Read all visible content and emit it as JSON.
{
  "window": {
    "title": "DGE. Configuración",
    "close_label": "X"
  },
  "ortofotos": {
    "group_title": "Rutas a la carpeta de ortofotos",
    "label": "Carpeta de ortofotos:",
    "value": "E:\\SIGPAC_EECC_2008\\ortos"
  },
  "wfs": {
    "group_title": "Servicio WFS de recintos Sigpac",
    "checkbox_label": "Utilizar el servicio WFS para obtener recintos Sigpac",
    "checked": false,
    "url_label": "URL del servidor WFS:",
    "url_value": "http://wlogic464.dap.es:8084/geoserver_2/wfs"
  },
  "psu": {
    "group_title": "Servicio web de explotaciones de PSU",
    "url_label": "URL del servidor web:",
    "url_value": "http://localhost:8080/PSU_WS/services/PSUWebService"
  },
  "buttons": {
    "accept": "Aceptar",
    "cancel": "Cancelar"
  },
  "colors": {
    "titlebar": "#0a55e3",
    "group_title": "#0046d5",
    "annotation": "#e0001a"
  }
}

* WHAT IS BEING ASKED
Restate the data above word for word.

* SOLVED PROBLEM
Read all visible content and emit it as JSON.
{
  "window": {
    "title": "DGE. Configuración",
    "close_label": "X"
  },
  "ortofotos": {
    "group_title": "Rutas a la carpeta de ortofotos",
    "label": "Carpeta de ortofotos:",
    "value": "E:\\SIGPAC_EECC_2008\\ortos"
  },
  "wfs": {
    "group_title": "Servicio WFS de recintos Sigpac",
    "checkbox_label": "Utilizar el servicio WFS para obtener recintos Sigpac",
    "checked": false,
    "url_label": "URL del servidor WFS:",
    "url_value": "http://wlogic464.dap.es:8084/geoserver_2/wfs"
  },
  "psu": {
    "group_title": "Servicio web de explotaciones de PSU",
    "url_label": "URL del servidor web:",
    "url_value": "http://localhost:8080/PSU_WS/services/PSUWebService"
  },
  "buttons": {
    "accept": "Aceptar",
    "cancel": "Cancelar"
  },
  "colors": {
    "titlebar": "#0a55e3",
    "group_title": "#0046d5",
    "annotation": "#e0001a"
  }
}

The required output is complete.